▶ [DO THIS] Gather the lines below that include the string "Model", copying each in full.

▶ [EXERCISE MATERIAL]

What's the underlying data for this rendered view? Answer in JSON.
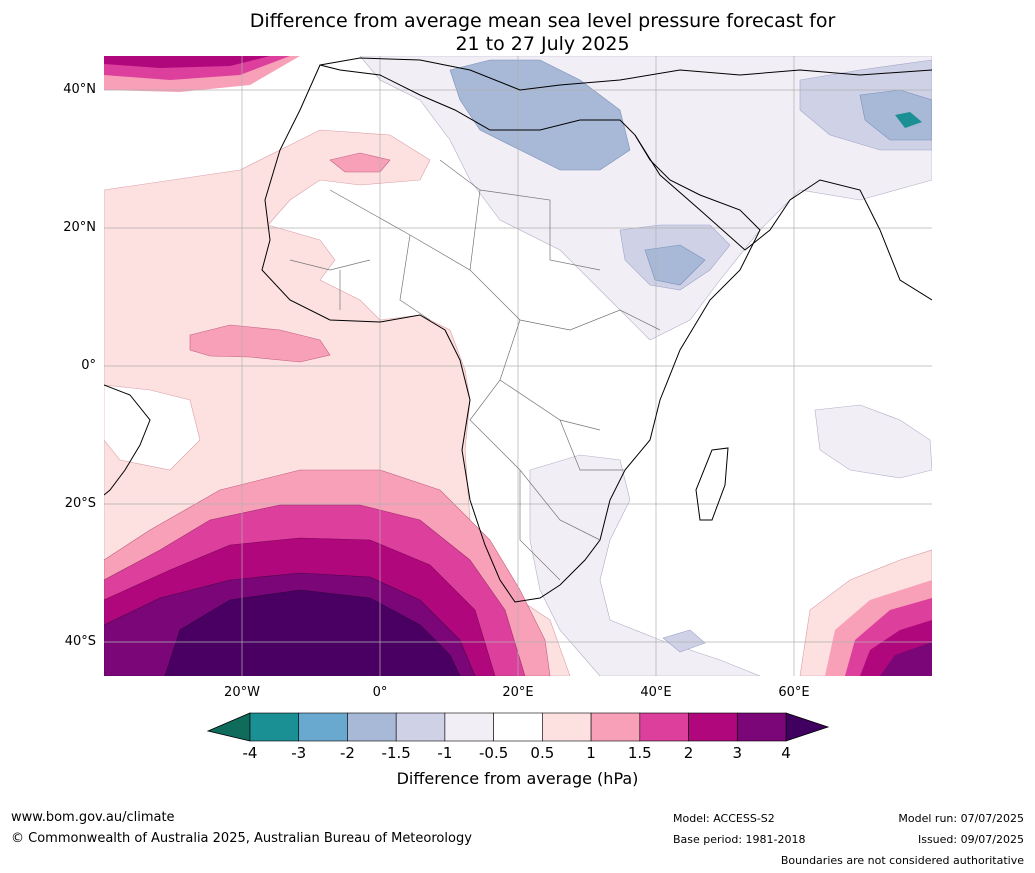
{
  "title_line1": "Difference from average mean sea level pressure forecast for",
  "title_line2": "21 to 27 July 2025",
  "lat_labels": [
    "40°N",
    "20°N",
    "0°",
    "20°S",
    "40°S"
  ],
  "lon_labels": [
    "20°W",
    "0°",
    "20°E",
    "40°E",
    "60°E"
  ],
  "colorbar": {
    "ticks": [
      "-4",
      "-3",
      "-2",
      "-1.5",
      "-1",
      "-0.5",
      "0.5",
      "1",
      "1.5",
      "2",
      "3",
      "4"
    ],
    "label": "Difference from average (hPa)",
    "colors": [
      "#1a8f94",
      "#6aa9cf",
      "#a7b9d6",
      "#cfd1e6",
      "#f2eef5",
      "#ffffff",
      "#fde0e0",
      "#f8a0b8",
      "#dc3f9c",
      "#b0087c",
      "#7a0677"
    ],
    "under_color": "#0f6b5c",
    "over_color": "#3f0060"
  },
  "footer": {
    "website": "www.bom.gov.au/climate",
    "copyright": "© Commonwealth of Australia 2025, Australian Bureau of Meteorology",
    "model": "Model: ACCESS-S2",
    "base_period": "Base period: 1981-2018",
    "model_run": "Model run: 07/07/2025",
    "issued": "Issued: 09/07/2025",
    "disclaimer": "Boundaries are not considered authoritative"
  }
}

▶ [EXERCISE SOLUTION]
    "model": "Model: ACCESS-S2",
    "model_run": "Model run: 07/07/2025",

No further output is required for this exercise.